■ Exercise ■
Give the number of lines below that contain "SCMs", with no other output.
━━━
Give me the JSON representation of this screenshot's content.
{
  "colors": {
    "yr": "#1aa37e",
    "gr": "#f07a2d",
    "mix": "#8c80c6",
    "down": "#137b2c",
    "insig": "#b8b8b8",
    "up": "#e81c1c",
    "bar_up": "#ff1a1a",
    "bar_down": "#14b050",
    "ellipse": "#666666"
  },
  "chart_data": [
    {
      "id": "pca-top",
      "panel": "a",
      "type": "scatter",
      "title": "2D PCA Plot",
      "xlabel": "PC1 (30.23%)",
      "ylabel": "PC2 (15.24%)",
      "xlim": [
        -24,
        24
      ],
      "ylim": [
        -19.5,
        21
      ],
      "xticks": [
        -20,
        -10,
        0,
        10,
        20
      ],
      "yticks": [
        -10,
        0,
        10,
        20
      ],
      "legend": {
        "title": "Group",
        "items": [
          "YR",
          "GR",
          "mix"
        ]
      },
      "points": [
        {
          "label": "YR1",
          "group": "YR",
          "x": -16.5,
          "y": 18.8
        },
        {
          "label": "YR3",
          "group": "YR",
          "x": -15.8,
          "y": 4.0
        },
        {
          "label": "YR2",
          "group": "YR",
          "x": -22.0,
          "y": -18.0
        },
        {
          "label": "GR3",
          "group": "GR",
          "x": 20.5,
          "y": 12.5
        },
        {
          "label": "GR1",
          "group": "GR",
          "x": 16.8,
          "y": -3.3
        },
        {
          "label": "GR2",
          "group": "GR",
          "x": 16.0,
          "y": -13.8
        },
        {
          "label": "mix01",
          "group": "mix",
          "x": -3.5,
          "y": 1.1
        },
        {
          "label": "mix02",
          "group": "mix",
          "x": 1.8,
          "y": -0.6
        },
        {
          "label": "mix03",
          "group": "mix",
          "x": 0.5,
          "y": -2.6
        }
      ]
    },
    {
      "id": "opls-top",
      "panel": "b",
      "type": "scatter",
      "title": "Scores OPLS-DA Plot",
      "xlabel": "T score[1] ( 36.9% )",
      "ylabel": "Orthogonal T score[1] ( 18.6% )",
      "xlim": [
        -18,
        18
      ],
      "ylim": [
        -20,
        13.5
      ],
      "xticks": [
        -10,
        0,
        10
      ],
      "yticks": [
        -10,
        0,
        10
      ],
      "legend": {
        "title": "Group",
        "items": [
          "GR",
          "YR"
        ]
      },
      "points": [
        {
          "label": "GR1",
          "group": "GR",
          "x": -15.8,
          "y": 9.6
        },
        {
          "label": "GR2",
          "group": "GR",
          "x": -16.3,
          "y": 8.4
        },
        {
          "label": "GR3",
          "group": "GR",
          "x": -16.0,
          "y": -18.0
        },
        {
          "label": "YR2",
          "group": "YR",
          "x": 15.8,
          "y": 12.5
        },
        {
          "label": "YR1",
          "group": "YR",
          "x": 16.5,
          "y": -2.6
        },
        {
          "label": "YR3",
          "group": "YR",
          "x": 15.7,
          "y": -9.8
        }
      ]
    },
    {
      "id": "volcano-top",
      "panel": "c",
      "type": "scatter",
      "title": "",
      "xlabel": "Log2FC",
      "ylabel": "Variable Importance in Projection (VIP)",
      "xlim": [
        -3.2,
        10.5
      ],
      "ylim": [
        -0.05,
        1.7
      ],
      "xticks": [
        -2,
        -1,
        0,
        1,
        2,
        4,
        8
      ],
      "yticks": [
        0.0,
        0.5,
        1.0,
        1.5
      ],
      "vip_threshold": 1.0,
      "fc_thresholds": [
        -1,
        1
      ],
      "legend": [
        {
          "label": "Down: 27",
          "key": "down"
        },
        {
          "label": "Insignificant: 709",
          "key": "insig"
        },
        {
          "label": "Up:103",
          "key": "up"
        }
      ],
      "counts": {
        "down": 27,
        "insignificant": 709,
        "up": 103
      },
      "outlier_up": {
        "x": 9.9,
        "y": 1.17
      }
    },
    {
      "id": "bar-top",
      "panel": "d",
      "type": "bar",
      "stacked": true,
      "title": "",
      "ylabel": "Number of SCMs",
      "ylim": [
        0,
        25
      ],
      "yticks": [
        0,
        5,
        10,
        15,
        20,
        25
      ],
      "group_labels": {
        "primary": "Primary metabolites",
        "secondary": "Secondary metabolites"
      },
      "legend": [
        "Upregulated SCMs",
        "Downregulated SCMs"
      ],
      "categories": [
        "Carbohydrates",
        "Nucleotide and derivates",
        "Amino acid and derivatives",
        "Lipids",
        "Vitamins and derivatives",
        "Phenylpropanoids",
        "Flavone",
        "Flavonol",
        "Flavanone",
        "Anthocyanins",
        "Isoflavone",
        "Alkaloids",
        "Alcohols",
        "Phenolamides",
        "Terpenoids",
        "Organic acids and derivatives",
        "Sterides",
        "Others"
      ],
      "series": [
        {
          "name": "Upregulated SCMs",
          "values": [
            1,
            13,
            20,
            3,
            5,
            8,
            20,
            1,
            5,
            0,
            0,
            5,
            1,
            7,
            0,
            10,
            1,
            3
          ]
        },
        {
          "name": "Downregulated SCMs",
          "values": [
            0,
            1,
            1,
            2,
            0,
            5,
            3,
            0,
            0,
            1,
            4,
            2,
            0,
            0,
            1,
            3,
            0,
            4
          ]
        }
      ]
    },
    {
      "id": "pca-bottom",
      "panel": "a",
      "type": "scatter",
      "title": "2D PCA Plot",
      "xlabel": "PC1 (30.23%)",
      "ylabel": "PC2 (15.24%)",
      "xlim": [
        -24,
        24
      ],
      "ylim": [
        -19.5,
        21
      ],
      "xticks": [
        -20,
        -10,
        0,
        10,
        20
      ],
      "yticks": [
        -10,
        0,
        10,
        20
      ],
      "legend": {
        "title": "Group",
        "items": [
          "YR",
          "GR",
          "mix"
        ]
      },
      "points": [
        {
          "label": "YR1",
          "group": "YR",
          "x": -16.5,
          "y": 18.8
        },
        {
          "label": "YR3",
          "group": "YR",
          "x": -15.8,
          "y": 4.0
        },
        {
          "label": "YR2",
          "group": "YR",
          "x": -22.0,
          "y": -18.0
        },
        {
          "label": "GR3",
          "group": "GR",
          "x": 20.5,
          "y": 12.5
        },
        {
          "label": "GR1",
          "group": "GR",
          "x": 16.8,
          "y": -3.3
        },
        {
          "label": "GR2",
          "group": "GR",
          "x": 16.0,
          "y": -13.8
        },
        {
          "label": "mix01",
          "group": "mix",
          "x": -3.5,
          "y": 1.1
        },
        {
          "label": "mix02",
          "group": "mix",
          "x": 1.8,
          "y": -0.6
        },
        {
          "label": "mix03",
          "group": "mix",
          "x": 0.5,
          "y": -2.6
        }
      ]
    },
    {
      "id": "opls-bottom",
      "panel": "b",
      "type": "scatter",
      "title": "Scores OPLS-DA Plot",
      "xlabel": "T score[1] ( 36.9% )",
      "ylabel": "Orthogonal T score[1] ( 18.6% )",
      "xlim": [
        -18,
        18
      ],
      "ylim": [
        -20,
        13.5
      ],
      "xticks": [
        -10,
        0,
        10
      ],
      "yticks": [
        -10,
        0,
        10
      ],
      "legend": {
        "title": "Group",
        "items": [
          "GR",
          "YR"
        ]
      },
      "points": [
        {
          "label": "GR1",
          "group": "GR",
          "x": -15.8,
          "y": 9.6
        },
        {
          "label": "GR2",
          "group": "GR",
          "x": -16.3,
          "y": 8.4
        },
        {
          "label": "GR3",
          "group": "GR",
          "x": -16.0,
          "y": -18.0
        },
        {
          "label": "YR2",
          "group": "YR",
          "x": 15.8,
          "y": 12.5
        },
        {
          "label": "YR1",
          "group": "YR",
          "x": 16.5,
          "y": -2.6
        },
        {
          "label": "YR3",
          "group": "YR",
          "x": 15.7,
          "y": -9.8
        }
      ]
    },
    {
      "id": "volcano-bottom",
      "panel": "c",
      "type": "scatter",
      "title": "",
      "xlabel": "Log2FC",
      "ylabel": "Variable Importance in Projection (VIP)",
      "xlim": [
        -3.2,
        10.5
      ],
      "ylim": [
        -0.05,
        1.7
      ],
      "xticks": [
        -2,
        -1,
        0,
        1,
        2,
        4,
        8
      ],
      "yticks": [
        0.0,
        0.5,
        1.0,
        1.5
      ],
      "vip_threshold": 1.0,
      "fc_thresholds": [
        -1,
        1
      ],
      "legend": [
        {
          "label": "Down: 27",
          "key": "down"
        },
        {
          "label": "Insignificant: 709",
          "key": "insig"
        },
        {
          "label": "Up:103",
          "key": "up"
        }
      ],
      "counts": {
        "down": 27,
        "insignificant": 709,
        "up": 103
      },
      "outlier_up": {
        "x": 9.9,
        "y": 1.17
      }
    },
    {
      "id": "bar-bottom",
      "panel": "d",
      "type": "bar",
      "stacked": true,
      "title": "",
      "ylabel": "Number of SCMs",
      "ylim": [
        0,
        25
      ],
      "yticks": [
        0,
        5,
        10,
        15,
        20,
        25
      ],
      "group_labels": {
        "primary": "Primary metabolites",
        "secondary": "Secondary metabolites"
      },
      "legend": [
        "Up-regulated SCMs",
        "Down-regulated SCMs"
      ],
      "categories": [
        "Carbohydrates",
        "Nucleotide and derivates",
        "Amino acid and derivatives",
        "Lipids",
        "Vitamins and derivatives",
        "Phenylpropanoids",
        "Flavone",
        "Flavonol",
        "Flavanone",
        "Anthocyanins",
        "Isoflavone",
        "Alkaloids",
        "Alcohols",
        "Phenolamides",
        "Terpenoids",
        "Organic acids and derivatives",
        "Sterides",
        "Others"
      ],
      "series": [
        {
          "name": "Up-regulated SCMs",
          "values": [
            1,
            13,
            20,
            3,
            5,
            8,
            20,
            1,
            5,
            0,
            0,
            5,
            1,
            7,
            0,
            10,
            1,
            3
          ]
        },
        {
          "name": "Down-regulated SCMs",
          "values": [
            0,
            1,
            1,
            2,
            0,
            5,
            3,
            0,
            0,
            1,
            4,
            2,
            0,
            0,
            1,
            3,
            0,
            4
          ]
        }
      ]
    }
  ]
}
━━━
■ Reply to the exercise ■
10